··· Rows

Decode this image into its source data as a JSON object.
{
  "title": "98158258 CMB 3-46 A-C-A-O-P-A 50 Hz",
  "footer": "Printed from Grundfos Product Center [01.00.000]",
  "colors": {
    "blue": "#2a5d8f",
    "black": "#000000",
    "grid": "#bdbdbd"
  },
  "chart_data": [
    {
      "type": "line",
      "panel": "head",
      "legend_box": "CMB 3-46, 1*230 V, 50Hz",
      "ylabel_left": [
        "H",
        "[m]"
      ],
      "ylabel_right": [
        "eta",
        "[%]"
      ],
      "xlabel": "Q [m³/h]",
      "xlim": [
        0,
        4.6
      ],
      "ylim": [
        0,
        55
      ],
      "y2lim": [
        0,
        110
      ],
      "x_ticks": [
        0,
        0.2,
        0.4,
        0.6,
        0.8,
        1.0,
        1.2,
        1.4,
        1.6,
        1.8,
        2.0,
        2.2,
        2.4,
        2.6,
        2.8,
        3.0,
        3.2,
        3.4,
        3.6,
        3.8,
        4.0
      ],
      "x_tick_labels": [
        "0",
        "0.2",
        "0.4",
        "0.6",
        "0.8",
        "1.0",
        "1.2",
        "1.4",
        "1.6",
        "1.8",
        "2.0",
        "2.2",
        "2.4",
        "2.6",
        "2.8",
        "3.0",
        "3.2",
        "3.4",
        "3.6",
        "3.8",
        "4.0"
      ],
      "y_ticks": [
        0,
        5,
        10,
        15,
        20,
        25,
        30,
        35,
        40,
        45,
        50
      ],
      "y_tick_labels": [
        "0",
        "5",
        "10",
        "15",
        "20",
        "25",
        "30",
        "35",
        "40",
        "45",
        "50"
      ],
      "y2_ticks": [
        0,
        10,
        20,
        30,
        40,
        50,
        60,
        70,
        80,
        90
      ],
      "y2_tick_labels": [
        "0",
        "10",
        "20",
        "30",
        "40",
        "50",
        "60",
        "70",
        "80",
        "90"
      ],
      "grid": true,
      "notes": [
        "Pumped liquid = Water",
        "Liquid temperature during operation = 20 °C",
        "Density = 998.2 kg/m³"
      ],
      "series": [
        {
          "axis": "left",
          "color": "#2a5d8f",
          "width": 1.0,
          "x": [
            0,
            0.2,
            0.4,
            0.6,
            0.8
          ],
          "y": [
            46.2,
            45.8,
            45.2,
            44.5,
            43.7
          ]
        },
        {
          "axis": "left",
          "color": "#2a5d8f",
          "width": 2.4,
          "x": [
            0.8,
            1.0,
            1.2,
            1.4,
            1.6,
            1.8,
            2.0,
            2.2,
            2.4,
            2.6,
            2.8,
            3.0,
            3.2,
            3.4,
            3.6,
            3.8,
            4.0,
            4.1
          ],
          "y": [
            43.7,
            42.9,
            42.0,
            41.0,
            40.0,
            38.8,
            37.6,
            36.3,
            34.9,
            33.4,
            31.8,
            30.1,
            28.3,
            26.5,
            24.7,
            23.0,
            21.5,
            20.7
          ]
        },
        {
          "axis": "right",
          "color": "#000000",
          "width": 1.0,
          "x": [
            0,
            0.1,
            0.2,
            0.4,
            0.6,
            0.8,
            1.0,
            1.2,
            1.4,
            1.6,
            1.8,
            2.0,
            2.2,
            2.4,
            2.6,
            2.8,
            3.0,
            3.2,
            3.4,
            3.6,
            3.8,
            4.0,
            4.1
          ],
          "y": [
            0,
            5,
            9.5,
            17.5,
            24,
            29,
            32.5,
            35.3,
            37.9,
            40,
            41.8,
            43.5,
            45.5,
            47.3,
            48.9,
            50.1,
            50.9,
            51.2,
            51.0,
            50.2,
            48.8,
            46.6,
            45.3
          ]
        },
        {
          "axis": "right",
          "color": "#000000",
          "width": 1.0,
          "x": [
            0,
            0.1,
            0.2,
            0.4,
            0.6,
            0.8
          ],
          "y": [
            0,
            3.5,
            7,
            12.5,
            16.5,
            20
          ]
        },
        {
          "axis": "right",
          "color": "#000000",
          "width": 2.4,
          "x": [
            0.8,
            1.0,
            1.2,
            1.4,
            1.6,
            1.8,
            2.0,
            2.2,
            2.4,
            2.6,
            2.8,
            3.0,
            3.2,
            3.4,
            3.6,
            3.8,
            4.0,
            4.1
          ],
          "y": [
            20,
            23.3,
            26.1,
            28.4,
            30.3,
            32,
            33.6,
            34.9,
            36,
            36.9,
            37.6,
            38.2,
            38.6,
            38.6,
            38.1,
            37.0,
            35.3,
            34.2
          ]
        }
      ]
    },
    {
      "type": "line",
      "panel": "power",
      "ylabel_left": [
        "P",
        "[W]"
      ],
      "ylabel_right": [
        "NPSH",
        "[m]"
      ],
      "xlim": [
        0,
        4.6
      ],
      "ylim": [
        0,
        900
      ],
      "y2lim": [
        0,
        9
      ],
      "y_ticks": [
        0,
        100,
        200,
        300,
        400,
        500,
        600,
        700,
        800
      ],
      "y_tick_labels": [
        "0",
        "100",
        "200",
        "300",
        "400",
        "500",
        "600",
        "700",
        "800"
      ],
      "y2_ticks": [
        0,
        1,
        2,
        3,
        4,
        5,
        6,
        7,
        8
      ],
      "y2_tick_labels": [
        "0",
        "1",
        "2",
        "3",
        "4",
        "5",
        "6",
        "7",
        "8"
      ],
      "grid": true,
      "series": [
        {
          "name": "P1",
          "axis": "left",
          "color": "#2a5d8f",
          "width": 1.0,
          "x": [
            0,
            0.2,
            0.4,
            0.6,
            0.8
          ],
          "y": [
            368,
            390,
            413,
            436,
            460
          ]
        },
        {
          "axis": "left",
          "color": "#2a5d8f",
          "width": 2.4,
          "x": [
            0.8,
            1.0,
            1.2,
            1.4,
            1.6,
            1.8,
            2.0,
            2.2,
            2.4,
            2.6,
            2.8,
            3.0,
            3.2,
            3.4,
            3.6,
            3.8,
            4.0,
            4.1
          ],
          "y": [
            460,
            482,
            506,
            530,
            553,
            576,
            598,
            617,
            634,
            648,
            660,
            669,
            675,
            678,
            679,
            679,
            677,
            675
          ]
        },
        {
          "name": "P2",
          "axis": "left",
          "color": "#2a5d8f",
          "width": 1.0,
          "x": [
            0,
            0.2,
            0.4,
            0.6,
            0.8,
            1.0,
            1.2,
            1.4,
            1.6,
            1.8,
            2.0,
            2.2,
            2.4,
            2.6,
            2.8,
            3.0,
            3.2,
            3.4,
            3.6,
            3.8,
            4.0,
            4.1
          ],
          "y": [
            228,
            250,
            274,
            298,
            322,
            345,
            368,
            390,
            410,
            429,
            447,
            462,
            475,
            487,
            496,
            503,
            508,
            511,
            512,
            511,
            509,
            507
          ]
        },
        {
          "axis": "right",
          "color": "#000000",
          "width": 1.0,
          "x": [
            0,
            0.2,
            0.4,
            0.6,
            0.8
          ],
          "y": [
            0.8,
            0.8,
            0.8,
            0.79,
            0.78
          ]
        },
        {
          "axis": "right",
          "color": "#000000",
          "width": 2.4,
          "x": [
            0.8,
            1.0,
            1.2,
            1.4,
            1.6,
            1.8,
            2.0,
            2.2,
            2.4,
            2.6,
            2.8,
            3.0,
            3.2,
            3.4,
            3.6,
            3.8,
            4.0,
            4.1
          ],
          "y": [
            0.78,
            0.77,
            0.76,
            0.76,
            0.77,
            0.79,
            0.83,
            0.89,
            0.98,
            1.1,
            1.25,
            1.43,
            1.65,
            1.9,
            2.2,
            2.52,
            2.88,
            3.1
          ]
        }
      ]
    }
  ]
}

······

Task requirements:
Quote every entry exactly.

Answer below:
Decode this image into its source data as a JSON object.
{
  "title": "98158258 CMB 3-46 A-C-A-O-P-A 50 Hz",
  "footer": "Printed from Grundfos Product Center [01.00.000]",
  "colors": {
    "blue": "#2a5d8f",
    "black": "#000000",
    "grid": "#bdbdbd"
  },
  "chart_data": [
    {
      "type": "line",
      "panel": "head",
      "legend_box": "CMB 3-46, 1*230 V, 50Hz",
      "ylabel_left": [
        "H",
        "[m]"
      ],
      "ylabel_right": [
        "eta",
        "[%]"
      ],
      "xlabel": "Q [m³/h]",
      "xlim": [
        0,
        4.6
      ],
      "ylim": [
        0,
        55
      ],
      "y2lim": [
        0,
        110
      ],
      "x_ticks": [
        0,
        0.2,
        0.4,
        0.6,
        0.8,
        1.0,
        1.2,
        1.4,
        1.6,
        1.8,
        2.0,
        2.2,
        2.4,
        2.6,
        2.8,
        3.0,
        3.2,
        3.4,
        3.6,
        3.8,
        4.0
      ],
      "x_tick_labels": [
        "0",
        "0.2",
        "0.4",
        "0.6",
        "0.8",
        "1.0",
        "1.2",
        "1.4",
        "1.6",
        "1.8",
        "2.0",
        "2.2",
        "2.4",
        "2.6",
        "2.8",
        "3.0",
        "3.2",
        "3.4",
        "3.6",
        "3.8",
        "4.0"
      ],
      "y_ticks": [
        0,
        5,
        10,
        15,
        20,
        25,
        30,
        35,
        40,
        45,
        50
      ],
      "y_tick_labels": [
        "0",
        "5",
        "10",
        "15",
        "20",
        "25",
        "30",
        "35",
        "40",
        "45",
        "50"
      ],
      "y2_ticks": [
        0,
        10,
        20,
        30,
        40,
        50,
        60,
        70,
        80,
        90
      ],
      "y2_tick_labels": [
        "0",
        "10",
        "20",
        "30",
        "40",
        "50",
        "60",
        "70",
        "80",
        "90"
      ],
      "grid": true,
      "notes": [
        "Pumped liquid = Water",
        "Liquid temperature during operation = 20 °C",
        "Density = 998.2 kg/m³"
      ],
      "series": [
        {
          "axis": "left",
          "color": "#2a5d8f",
          "width": 1.0,
          "x": [
            0,
            0.2,
            0.4,
            0.6,
            0.8
          ],
          "y": [
            46.2,
            45.8,
            45.2,
            44.5,
            43.7
          ]
        },
        {
          "axis": "left",
          "color": "#2a5d8f",
          "width": 2.4,
          "x": [
            0.8,
            1.0,
            1.2,
            1.4,
            1.6,
            1.8,
            2.0,
            2.2,
            2.4,
            2.6,
            2.8,
            3.0,
            3.2,
            3.4,
            3.6,
            3.8,
            4.0,
            4.1
          ],
          "y": [
            43.7,
            42.9,
            42.0,
            41.0,
            40.0,
            38.8,
            37.6,
            36.3,
            34.9,
            33.4,
            31.8,
            30.1,
            28.3,
            26.5,
            24.7,
            23.0,
            21.5,
            20.7
          ]
        },
        {
          "axis": "right",
          "color": "#000000",
          "width": 1.0,
          "x": [
            0,
            0.1,
            0.2,
            0.4,
            0.6,
            0.8,
            1.0,
            1.2,
            1.4,
            1.6,
            1.8,
            2.0,
            2.2,
            2.4,
            2.6,
            2.8,
            3.0,
            3.2,
            3.4,
            3.6,
            3.8,
            4.0,
            4.1
          ],
          "y": [
            0,
            5,
            9.5,
            17.5,
            24,
            29,
            32.5,
            35.3,
            37.9,
            40,
            41.8,
            43.5,
            45.5,
            47.3,
            48.9,
            50.1,
            50.9,
            51.2,
            51.0,
            50.2,
            48.8,
            46.6,
            45.3
          ]
        },
        {
          "axis": "right",
          "color": "#000000",
          "width": 1.0,
          "x": [
            0,
            0.1,
            0.2,
            0.4,
            0.6,
            0.8
          ],
          "y": [
            0,
            3.5,
            7,
            12.5,
            16.5,
            20
          ]
        },
        {
          "axis": "right",
          "color": "#000000",
          "width": 2.4,
          "x": [
            0.8,
            1.0,
            1.2,
            1.4,
            1.6,
            1.8,
            2.0,
            2.2,
            2.4,
            2.6,
            2.8,
            3.0,
            3.2,
            3.4,
            3.6,
            3.8,
            4.0,
            4.1
          ],
          "y": [
            20,
            23.3,
            26.1,
            28.4,
            30.3,
            32,
            33.6,
            34.9,
            36,
            36.9,
            37.6,
            38.2,
            38.6,
            38.6,
            38.1,
            37.0,
            35.3,
            34.2
          ]
        }
      ]
    },
    {
      "type": "line",
      "panel": "power",
      "ylabel_left": [
        "P",
        "[W]"
      ],
      "ylabel_right": [
        "NPSH",
        "[m]"
      ],
      "xlim": [
        0,
        4.6
      ],
      "ylim": [
        0,
        900
      ],
      "y2lim": [
        0,
        9
      ],
      "y_ticks": [
        0,
        100,
        200,
        300,
        400,
        500,
        600,
        700,
        800
      ],
      "y_tick_labels": [
        "0",
        "100",
        "200",
        "300",
        "400",
        "500",
        "600",
        "700",
        "800"
      ],
      "y2_ticks": [
        0,
        1,
        2,
        3,
        4,
        5,
        6,
        7,
        8
      ],
      "y2_tick_labels": [
        "0",
        "1",
        "2",
        "3",
        "4",
        "5",
        "6",
        "7",
        "8"
      ],
      "grid": true,
      "series": [
        {
          "name": "P1",
          "axis": "left",
          "color": "#2a5d8f",
          "width": 1.0,
          "x": [
            0,
            0.2,
            0.4,
            0.6,
            0.8
          ],
          "y": [
            368,
            390,
            413,
            436,
            460
          ]
        },
        {
          "axis": "left",
          "color": "#2a5d8f",
          "width": 2.4,
          "x": [
            0.8,
            1.0,
            1.2,
            1.4,
            1.6,
            1.8,
            2.0,
            2.2,
            2.4,
            2.6,
            2.8,
            3.0,
            3.2,
            3.4,
            3.6,
            3.8,
            4.0,
            4.1
          ],
          "y": [
            460,
            482,
            506,
            530,
            553,
            576,
            598,
            617,
            634,
            648,
            660,
            669,
            675,
            678,
            679,
            679,
            677,
            675
          ]
        },
        {
          "name": "P2",
          "axis": "left",
          "color": "#2a5d8f",
          "width": 1.0,
          "x": [
            0,
            0.2,
            0.4,
            0.6,
            0.8,
            1.0,
            1.2,
            1.4,
            1.6,
            1.8,
            2.0,
            2.2,
            2.4,
            2.6,
            2.8,
            3.0,
            3.2,
            3.4,
            3.6,
            3.8,
            4.0,
            4.1
          ],
          "y": [
            228,
            250,
            274,
            298,
            322,
            345,
            368,
            390,
            410,
            429,
            447,
            462,
            475,
            487,
            496,
            503,
            508,
            511,
            512,
            511,
            509,
            507
          ]
        },
        {
          "axis": "right",
          "color": "#000000",
          "width": 1.0,
          "x": [
            0,
            0.2,
            0.4,
            0.6,
            0.8
          ],
          "y": [
            0.8,
            0.8,
            0.8,
            0.79,
            0.78
          ]
        },
        {
          "axis": "right",
          "color": "#000000",
          "width": 2.4,
          "x": [
            0.8,
            1.0,
            1.2,
            1.4,
            1.6,
            1.8,
            2.0,
            2.2,
            2.4,
            2.6,
            2.8,
            3.0,
            3.2,
            3.4,
            3.6,
            3.8,
            4.0,
            4.1
          ],
          "y": [
            0.78,
            0.77,
            0.76,
            0.76,
            0.77,
            0.79,
            0.83,
            0.89,
            0.98,
            1.1,
            1.25,
            1.43,
            1.65,
            1.9,
            2.2,
            2.52,
            2.88,
            3.1
          ]
        }
      ]
    }
  ]
}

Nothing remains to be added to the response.